#### [What the exercise asks]
Repeat every record below exactly as written.

#### [Material for this task]
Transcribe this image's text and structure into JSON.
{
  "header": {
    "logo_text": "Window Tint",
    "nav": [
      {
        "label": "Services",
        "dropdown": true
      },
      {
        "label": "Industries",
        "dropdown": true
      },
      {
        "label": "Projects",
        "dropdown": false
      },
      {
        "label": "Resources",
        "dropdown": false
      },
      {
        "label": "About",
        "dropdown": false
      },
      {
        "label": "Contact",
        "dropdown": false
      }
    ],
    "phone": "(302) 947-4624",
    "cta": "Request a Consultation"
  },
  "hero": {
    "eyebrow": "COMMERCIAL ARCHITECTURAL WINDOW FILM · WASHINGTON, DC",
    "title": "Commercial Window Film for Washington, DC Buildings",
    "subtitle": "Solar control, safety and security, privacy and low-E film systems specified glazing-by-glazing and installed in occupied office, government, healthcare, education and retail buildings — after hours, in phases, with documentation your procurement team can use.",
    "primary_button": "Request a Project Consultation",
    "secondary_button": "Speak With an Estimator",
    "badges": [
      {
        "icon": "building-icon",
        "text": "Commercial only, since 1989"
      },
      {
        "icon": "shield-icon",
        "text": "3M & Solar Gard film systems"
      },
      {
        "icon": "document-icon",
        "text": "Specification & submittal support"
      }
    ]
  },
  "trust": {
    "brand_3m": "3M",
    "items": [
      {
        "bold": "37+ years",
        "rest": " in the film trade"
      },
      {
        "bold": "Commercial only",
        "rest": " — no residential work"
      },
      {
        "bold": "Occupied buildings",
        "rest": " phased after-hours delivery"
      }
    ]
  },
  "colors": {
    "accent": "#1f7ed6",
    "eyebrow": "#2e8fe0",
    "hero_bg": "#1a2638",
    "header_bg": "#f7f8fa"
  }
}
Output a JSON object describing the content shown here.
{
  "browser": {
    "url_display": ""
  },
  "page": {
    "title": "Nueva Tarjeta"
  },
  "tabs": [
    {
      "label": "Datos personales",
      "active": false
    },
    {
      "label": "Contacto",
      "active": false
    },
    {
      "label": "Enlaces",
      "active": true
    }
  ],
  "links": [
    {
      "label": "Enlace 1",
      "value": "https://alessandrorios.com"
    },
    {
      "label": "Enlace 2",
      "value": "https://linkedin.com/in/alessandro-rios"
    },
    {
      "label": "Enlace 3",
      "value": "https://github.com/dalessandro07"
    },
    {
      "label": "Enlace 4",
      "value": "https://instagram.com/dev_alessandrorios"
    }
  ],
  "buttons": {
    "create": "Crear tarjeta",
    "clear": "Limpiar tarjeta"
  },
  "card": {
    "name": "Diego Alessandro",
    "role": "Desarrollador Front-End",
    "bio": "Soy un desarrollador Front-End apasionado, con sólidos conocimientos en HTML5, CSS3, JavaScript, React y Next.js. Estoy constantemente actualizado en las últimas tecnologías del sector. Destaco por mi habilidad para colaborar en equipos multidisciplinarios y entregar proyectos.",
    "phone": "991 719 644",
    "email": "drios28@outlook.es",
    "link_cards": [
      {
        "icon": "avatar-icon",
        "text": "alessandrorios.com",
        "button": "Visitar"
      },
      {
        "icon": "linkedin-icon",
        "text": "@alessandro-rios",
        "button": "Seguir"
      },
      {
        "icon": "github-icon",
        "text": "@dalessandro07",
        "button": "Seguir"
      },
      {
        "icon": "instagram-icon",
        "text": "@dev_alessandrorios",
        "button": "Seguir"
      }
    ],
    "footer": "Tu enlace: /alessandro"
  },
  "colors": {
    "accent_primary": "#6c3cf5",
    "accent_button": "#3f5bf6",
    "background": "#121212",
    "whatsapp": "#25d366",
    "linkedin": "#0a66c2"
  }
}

#### [Worked answer]
Transcribe this image's text and structure into JSON.
{
  "header": {
    "logo_text": "Window Tint",
    "nav": [
      {
        "label": "Services",
        "dropdown": true
      },
      {
        "label": "Industries",
        "dropdown": true
      },
      {
        "label": "Projects",
        "dropdown": false
      },
      {
        "label": "Resources",
        "dropdown": false
      },
      {
        "label": "About",
        "dropdown": false
      },
      {
        "label": "Contact",
        "dropdown": false
      }
    ],
    "phone": "(302) 947-4624",
    "cta": "Request a Consultation"
  },
  "hero": {
    "eyebrow": "COMMERCIAL ARCHITECTURAL WINDOW FILM · WASHINGTON, DC",
    "title": "Commercial Window Film for Washington, DC Buildings",
    "subtitle": "Solar control, safety and security, privacy and low-E film systems specified glazing-by-glazing and installed in occupied office, government, healthcare, education and retail buildings — after hours, in phases, with documentation your procurement team can use.",
    "primary_button": "Request a Project Consultation",
    "secondary_button": "Speak With an Estimator",
    "badges": [
      {
        "icon": "building-icon",
        "text": "Commercial only, since 1989"
      },
      {
        "icon": "shield-icon",
        "text": "3M & Solar Gard film systems"
      },
      {
        "icon": "document-icon",
        "text": "Specification & submittal support"
      }
    ]
  },
  "trust": {
    "brand_3m": "3M",
    "items": [
      {
        "bold": "37+ years",
        "rest": " in the film trade"
      },
      {
        "bold": "Commercial only",
        "rest": " — no residential work"
      },
      {
        "bold": "Occupied buildings",
        "rest": " phased after-hours delivery"
      }
    ]
  },
  "colors": {
    "accent": "#1f7ed6",
    "eyebrow": "#2e8fe0",
    "hero_bg": "#1a2638",
    "header_bg": "#f7f8fa"
  }
}
Output a JSON object describing the content shown here.
{
  "browser": {
    "url_display": ""
  },
  "page": {
    "title": "Nueva Tarjeta"
  },
  "tabs": [
    {
      "label": "Datos personales",
      "active": false
    },
    {
      "label": "Contacto",
      "active": false
    },
    {
      "label": "Enlaces",
      "active": true
    }
  ],
  "links": [
    {
      "label": "Enlace 1",
      "value": "https://alessandrorios.com"
    },
    {
      "label": "Enlace 2",
      "value": "https://linkedin.com/in/alessandro-rios"
    },
    {
      "label": "Enlace 3",
      "value": "https://github.com/dalessandro07"
    },
    {
      "label": "Enlace 4",
      "value": "https://instagram.com/dev_alessandrorios"
    }
  ],
  "buttons": {
    "create": "Crear tarjeta",
    "clear": "Limpiar tarjeta"
  },
  "card": {
    "name": "Diego Alessandro",
    "role": "Desarrollador Front-End",
    "bio": "Soy un desarrollador Front-End apasionado, con sólidos conocimientos en HTML5, CSS3, JavaScript, React y Next.js. Estoy constantemente actualizado en las últimas tecnologías del sector. Destaco por mi habilidad para colaborar en equipos multidisciplinarios y entregar proyectos.",
    "phone": "991 719 644",
    "email": "drios28@outlook.es",
    "link_cards": [
      {
        "icon": "avatar-icon",
        "text": "alessandrorios.com",
        "button": "Visitar"
      },
      {
        "icon": "linkedin-icon",
        "text": "@alessandro-rios",
        "button": "Seguir"
      },
      {
        "icon": "github-icon",
        "text": "@dalessandro07",
        "button": "Seguir"
      },
      {
        "icon": "instagram-icon",
        "text": "@dev_alessandrorios",
        "button": "Seguir"
      }
    ],
    "footer": "Tu enlace: /alessandro"
  },
  "colors": {
    "accent_primary": "#6c3cf5",
    "accent_button": "#3f5bf6",
    "background": "#121212",
    "whatsapp": "#25d366",
    "linkedin": "#0a66c2"
  }
}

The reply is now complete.